TASK INSTRUCTIONS: Return each line of the listing that contains the string "grand".

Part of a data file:
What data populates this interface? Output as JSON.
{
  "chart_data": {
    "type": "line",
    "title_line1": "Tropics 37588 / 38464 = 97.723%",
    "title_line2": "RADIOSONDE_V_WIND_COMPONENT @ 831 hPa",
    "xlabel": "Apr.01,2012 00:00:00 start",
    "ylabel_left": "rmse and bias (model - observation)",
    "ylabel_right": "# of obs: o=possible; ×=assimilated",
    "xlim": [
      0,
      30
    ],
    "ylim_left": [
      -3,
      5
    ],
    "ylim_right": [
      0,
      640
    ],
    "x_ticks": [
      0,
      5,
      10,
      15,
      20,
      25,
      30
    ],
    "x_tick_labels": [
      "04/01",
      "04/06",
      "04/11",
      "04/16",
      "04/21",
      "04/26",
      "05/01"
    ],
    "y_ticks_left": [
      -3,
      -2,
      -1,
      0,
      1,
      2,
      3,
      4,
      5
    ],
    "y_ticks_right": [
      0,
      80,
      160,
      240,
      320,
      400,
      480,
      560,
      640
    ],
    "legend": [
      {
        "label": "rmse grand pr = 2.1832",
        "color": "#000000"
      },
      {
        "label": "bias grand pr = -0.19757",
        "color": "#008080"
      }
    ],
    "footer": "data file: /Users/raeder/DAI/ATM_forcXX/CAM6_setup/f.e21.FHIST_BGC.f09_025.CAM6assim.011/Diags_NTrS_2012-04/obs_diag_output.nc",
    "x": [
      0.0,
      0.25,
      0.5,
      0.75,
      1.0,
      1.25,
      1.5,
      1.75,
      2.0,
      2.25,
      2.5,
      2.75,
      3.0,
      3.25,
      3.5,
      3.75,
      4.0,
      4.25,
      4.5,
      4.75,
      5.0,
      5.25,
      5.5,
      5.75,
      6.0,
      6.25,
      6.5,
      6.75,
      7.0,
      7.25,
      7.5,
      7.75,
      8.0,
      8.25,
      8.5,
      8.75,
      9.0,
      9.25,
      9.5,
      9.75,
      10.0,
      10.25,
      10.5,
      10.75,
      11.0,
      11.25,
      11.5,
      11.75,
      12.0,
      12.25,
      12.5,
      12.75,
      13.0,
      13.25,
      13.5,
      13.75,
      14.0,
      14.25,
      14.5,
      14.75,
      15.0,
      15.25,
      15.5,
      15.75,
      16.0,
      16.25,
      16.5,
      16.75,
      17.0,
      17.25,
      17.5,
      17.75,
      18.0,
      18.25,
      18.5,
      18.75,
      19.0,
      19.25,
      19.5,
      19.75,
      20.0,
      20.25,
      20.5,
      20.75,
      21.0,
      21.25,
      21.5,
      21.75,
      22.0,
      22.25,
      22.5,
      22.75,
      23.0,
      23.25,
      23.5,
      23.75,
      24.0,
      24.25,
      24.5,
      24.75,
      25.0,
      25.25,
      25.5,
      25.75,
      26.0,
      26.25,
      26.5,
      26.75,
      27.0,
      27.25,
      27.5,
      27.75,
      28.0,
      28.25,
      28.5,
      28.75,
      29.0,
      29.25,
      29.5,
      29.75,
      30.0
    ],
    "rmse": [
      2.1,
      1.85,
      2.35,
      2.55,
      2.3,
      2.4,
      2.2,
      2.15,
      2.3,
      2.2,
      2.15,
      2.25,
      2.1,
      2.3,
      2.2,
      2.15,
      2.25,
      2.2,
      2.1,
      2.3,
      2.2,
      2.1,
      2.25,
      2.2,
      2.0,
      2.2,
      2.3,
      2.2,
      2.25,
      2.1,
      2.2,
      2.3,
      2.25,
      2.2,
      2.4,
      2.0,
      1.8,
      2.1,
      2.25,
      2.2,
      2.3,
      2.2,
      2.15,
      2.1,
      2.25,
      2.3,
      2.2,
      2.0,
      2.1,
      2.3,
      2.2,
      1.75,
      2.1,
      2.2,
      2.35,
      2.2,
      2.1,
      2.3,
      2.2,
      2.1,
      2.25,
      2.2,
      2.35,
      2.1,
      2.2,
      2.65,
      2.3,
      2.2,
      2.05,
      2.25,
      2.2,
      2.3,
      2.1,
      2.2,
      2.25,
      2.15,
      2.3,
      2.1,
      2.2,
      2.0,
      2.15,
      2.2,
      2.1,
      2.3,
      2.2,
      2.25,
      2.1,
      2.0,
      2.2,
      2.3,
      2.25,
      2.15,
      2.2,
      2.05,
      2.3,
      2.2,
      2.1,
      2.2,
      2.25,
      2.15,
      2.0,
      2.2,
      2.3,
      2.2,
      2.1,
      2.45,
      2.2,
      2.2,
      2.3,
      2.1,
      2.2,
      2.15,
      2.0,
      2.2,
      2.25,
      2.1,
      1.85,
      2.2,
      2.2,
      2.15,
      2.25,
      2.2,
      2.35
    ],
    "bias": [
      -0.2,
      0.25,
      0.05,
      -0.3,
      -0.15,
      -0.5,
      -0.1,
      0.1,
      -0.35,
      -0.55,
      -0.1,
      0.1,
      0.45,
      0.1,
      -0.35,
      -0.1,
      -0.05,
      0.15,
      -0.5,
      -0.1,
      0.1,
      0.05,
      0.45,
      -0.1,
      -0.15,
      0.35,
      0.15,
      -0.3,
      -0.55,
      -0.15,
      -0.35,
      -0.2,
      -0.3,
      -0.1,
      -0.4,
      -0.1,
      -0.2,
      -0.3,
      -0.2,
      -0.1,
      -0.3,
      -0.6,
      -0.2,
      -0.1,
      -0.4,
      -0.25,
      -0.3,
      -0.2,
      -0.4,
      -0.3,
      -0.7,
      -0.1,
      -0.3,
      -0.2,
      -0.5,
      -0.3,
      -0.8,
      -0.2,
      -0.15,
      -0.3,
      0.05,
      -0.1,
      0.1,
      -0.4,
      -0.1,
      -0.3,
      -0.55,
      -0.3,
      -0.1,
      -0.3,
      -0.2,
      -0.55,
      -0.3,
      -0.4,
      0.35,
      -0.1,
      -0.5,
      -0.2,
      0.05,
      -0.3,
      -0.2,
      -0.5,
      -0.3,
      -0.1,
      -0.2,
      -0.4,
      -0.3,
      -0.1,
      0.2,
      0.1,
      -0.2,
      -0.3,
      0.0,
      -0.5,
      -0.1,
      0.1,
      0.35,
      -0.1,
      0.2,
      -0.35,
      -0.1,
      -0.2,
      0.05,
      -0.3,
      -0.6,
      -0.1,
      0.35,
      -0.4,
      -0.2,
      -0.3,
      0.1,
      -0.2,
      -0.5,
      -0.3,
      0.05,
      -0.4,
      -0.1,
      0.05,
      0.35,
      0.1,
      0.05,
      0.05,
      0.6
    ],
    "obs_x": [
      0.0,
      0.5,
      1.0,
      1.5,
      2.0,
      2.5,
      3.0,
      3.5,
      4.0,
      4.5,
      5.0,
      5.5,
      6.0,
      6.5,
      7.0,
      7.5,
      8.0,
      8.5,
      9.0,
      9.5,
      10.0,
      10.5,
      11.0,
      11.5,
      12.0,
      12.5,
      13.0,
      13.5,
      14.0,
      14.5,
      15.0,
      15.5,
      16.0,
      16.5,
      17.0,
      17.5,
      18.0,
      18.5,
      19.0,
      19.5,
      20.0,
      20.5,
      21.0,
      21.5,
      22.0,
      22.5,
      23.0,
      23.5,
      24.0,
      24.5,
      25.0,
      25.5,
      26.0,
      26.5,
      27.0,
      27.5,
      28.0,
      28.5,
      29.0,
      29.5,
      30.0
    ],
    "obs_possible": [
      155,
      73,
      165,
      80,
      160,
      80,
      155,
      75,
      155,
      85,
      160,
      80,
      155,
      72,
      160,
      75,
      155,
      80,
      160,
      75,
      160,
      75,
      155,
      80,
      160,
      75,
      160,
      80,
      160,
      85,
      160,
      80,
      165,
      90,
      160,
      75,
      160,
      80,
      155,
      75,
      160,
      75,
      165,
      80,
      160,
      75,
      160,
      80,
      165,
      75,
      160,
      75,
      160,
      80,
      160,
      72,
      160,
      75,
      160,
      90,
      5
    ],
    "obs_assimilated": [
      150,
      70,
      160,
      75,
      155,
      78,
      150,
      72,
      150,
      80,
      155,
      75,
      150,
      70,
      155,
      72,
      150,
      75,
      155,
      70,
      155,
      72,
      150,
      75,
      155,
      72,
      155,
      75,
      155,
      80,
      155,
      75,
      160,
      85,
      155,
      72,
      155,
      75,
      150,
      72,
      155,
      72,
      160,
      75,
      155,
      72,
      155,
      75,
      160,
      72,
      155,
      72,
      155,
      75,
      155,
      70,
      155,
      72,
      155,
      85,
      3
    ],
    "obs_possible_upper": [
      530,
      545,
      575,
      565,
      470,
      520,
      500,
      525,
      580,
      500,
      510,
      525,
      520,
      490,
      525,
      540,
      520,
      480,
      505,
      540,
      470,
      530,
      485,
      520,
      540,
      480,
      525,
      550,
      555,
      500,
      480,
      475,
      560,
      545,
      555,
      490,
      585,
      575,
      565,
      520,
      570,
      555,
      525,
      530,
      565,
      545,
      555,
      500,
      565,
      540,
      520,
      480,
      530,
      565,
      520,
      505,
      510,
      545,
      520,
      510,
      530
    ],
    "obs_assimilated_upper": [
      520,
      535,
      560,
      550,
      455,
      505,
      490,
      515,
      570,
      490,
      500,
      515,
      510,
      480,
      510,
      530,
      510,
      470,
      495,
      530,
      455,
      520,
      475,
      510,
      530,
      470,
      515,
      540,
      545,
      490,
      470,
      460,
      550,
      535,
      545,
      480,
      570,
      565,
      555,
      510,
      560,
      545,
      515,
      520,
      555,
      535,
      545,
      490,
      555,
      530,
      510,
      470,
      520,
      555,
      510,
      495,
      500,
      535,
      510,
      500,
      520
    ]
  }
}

THE RESULT:
        "label": "rmse grand pr = 2.1832",
        "label": "bias grand pr = -0.19757",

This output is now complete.